## [Work instructions]
Pick out every line below that contains the string "item", and copy each of those lines.

========

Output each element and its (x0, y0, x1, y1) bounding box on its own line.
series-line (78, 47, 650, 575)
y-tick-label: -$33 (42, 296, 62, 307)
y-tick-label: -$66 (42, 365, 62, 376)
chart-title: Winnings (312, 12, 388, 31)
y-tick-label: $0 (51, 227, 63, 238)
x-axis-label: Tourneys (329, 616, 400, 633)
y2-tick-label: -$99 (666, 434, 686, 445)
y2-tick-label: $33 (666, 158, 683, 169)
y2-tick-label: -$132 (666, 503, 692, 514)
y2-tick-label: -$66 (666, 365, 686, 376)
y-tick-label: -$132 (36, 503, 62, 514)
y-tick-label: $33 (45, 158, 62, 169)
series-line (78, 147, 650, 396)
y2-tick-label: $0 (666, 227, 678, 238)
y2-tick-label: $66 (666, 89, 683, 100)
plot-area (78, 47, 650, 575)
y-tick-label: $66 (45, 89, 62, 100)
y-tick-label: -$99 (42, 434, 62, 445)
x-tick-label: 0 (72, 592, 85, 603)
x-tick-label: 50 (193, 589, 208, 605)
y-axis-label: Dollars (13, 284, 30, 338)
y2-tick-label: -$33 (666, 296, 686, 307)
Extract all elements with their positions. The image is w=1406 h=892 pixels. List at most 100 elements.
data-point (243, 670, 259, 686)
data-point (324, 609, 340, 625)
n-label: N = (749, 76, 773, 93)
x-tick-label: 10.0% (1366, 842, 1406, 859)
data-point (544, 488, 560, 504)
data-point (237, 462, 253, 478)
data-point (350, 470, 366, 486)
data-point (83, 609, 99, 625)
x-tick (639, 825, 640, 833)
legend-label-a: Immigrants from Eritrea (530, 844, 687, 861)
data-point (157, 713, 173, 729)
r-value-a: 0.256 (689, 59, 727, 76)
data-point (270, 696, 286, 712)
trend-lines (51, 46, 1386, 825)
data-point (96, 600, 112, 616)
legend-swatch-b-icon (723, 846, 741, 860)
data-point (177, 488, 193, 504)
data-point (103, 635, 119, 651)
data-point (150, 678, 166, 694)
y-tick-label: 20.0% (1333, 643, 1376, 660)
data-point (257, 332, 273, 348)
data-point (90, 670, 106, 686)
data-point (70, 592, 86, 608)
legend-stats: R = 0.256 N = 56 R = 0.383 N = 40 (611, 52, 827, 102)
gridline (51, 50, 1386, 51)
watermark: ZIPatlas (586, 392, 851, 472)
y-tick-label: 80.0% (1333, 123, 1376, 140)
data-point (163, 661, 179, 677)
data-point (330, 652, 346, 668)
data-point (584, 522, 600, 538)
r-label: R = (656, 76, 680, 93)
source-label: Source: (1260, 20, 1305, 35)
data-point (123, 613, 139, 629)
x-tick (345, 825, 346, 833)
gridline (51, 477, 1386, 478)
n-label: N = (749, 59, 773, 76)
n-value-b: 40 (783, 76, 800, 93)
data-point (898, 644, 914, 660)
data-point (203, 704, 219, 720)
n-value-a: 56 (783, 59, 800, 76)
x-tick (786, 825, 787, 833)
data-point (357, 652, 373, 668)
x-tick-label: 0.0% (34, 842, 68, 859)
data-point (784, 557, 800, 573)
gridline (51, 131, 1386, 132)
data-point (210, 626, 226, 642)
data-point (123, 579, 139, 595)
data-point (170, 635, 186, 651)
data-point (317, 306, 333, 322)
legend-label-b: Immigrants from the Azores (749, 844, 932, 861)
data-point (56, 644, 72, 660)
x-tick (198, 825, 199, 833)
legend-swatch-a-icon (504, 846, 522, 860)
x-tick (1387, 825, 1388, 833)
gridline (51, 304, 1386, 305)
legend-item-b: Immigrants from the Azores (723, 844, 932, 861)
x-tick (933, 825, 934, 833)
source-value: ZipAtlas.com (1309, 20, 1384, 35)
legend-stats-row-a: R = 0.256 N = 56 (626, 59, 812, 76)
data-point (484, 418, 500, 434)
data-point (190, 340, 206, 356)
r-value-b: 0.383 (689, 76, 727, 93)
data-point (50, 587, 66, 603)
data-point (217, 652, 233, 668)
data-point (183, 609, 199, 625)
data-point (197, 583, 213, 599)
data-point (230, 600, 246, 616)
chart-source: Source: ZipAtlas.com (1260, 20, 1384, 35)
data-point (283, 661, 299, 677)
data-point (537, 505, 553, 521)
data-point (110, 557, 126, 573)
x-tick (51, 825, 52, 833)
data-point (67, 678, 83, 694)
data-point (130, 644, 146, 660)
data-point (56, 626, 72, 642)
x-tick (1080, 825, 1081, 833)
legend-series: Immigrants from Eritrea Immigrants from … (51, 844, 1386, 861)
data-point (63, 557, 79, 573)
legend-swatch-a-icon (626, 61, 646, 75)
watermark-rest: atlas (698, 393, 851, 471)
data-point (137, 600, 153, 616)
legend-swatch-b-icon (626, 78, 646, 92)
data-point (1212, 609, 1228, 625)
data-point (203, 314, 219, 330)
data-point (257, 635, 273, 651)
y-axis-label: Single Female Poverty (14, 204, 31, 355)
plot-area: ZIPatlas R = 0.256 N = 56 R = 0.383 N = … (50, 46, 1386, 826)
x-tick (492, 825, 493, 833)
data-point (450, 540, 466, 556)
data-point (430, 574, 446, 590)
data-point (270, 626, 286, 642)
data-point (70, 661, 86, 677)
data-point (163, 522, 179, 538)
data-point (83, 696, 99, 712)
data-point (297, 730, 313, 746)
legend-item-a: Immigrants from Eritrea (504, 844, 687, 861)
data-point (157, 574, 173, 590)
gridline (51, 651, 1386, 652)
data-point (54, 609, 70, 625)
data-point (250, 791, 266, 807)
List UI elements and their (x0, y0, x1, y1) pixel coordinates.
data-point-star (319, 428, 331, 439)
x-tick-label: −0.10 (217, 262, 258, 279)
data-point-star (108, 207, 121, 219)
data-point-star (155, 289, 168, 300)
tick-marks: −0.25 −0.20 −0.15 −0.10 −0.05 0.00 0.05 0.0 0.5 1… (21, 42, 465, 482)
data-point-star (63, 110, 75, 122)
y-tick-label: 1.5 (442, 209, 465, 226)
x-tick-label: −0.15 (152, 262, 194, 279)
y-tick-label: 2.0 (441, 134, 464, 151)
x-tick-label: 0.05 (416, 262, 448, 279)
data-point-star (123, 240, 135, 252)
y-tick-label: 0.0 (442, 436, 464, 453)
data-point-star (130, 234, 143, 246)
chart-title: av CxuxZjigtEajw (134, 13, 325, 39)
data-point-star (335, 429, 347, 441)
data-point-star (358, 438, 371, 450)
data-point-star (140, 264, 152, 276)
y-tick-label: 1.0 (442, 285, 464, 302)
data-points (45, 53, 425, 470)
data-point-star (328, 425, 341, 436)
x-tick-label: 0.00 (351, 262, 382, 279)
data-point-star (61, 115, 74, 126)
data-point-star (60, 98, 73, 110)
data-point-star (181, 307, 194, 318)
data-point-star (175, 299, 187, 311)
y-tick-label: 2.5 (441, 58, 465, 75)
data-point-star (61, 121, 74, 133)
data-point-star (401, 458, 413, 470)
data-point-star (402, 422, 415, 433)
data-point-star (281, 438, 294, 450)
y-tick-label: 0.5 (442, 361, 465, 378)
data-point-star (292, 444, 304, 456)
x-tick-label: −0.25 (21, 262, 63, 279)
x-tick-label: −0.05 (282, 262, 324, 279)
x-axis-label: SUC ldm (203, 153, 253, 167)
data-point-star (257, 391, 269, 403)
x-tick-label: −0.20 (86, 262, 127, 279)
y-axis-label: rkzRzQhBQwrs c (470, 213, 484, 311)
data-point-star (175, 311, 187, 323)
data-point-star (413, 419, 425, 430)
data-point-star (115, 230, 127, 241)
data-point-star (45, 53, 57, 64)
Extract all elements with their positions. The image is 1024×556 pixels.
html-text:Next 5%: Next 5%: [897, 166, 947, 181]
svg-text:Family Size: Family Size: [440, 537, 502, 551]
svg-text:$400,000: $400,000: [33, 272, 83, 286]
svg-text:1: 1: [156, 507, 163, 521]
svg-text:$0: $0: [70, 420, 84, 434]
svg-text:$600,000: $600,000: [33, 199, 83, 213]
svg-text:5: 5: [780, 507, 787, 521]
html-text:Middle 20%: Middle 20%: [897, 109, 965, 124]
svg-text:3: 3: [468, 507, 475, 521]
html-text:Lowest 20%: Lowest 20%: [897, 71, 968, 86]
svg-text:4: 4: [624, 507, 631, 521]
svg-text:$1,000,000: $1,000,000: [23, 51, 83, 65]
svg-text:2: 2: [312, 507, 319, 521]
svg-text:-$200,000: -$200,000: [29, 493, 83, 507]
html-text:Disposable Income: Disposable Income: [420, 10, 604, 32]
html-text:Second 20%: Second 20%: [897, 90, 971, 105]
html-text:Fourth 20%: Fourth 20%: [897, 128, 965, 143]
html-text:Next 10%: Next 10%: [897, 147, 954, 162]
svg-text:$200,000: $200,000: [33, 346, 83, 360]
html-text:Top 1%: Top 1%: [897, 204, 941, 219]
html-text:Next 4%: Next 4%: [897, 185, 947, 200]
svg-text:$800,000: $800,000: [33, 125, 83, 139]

========

## [The response]
legend-item-b: Immigrants from the Azores (723, 844, 932, 861)
legend-item-a: Immigrants from Eritrea (504, 844, 687, 861)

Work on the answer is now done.